■ **Goal of the exercise**
Assemble all lines in which the string "airway" appears.

[start of Listed entries]

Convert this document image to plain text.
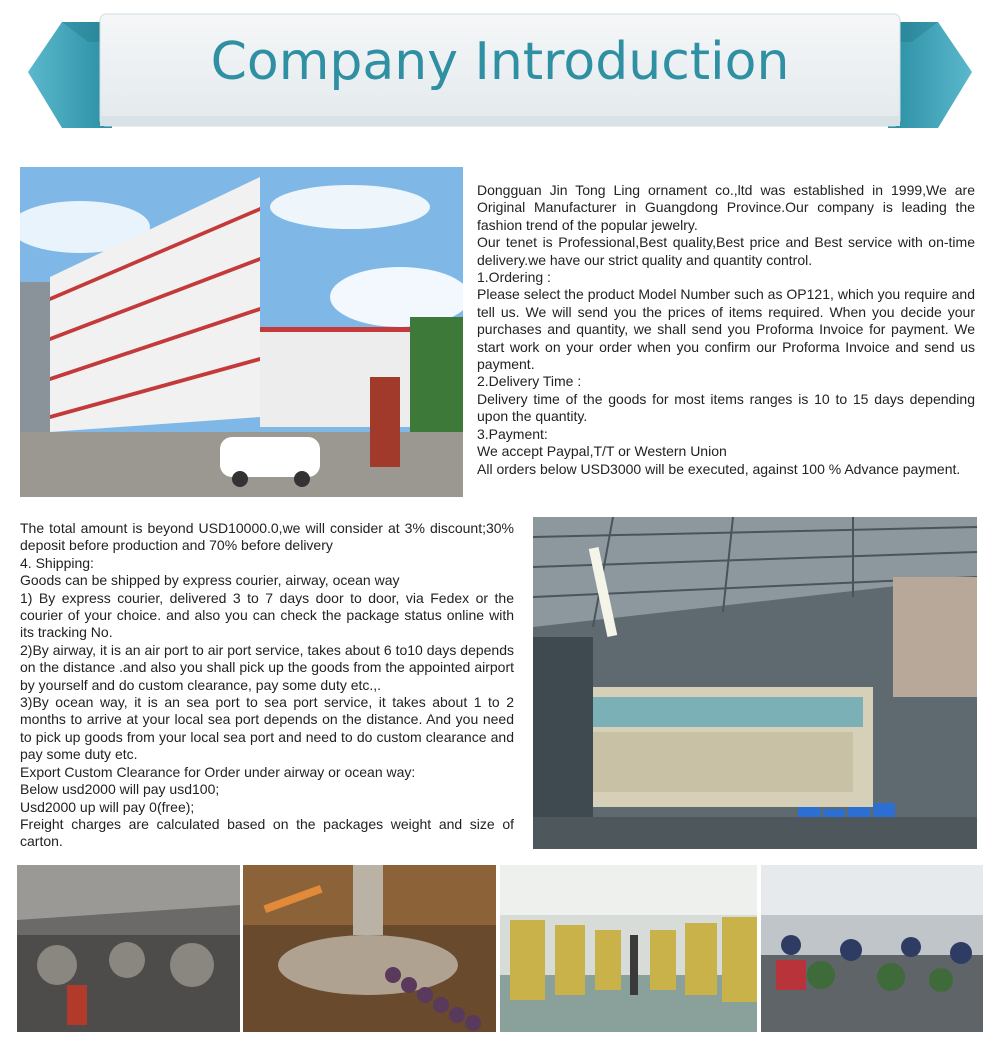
Company Introduction

Dongguan Jin Tong Ling ornament co.,ltd was established in 1999,We are Original Manufacturer in Guangdong Province.Our company is leading the fashion trend of the popular jewelry.

Our tenet is Professional,Best quality,Best price and Best service with on-time delivery.we have our strict quality and quantity control.

1.Ordering :

Please select the product Model Number such as OP121, which you require and tell us. We will send you the prices of items required. When you decide your purchases and quantity, we shall send you Proforma Invoice for payment. We start work on your order when you confirm our Proforma Invoice and send us payment.

2.Delivery Time :

Delivery time of the goods for most items ranges is 10 to 15 days depending upon the quantity.

3.Payment:

We accept Paypal,T/T or Western Union

All orders below USD3000 will be executed, against 100 % Advance payment.

The total amount is beyond USD10000.0,we will consider at 3% discount;30% deposit before production and 70% before delivery

4. Shipping:

Goods can be shipped by express courier, airway, ocean way

1) By express courier, delivered 3 to 7 days door to door, via Fedex or the courier of your choice. and also you can check the package status online with its tracking No.

2)By airway, it is an air port to air port service, takes about 6 to10 days depends on the distance .and also you shall pick up the goods from the appointed airport by yourself and do custom clearance, pay some duty etc.,.

3)By ocean way, it is an sea port to sea port service, it takes about 1 to 2 months to arrive at your local sea port depends on the distance. And you need to pick up goods from your local sea port and need to do custom clearance and pay some duty etc.

Export Custom Clearance for Order under airway or ocean way:

Below usd2000 will pay usd100;

Usd2000 up will pay 0(free);

Freight charges are calculated based on the packages weight and size of carton.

[end of Listed entries]

■ **Output of the exercise**
Goods can be shipped by express courier, airway, ocean way
2)By airway, it is an air port to air port service, takes about 6 to10 days depends on the distance .and also you shall pick up the goods from the appointed airport by yourself and do custom clearance, pay some duty etc.,.
Export Custom Clearance for Order under airway or ocean way:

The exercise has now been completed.